Stored records:
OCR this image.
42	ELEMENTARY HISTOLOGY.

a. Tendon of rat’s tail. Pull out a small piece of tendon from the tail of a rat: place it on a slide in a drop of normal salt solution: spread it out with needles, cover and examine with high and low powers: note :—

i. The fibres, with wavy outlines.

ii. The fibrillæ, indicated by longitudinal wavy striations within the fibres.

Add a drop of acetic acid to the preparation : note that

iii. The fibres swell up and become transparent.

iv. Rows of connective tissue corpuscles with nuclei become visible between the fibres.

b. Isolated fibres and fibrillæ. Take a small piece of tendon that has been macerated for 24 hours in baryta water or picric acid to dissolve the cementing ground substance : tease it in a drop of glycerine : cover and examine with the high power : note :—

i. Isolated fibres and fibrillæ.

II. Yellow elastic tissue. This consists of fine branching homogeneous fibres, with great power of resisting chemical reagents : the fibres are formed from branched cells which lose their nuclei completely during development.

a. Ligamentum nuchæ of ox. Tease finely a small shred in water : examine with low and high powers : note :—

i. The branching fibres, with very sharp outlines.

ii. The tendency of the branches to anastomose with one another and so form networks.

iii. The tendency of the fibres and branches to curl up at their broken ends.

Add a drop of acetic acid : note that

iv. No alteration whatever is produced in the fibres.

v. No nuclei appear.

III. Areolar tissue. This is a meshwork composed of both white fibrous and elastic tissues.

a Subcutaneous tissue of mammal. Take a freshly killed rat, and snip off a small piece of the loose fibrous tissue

What is expected: Each line above must be retyped exactly.

Answer for the task:
OCR this image.
42	ELEMENTARY HISTOLOGY.

a. Tendon of rat’s tail. Pull out a small piece of tendon from the tail of a rat: place it on a slide in a drop of normal salt solution: spread it out with needles, cover and examine with high and low powers: note :—

i. The fibres, with wavy outlines.

ii. The fibrillæ, indicated by longitudinal wavy striations within the fibres.

Add a drop of acetic acid to the preparation : note that

iii. The fibres swell up and become transparent.

iv. Rows of connective tissue corpuscles with nuclei become visible between the fibres.

b. Isolated fibres and fibrillæ. Take a small piece of tendon that has been macerated for 24 hours in baryta water or picric acid to dissolve the cementing ground substance : tease it in a drop of glycerine : cover and examine with the high power : note :—

i. Isolated fibres and fibrillæ.

II. Yellow elastic tissue. This consists of fine branching homogeneous fibres, with great power of resisting chemical reagents : the fibres are formed from branched cells which lose their nuclei completely during development.

a. Ligamentum nuchæ of ox. Tease finely a small shred in water : examine with low and high powers : note :—

i. The branching fibres, with very sharp outlines.

ii. The tendency of the branches to anastomose with one another and so form networks.

iii. The tendency of the fibres and branches to curl up at their broken ends.

Add a drop of acetic acid : note that

iv. No alteration whatever is produced in the fibres.

v. No nuclei appear.

III. Areolar tissue. This is a meshwork composed of both white fibrous and elastic tissues.

a Subcutaneous tissue of mammal. Take a freshly killed rat, and snip off a small piece of the loose fibrous tissue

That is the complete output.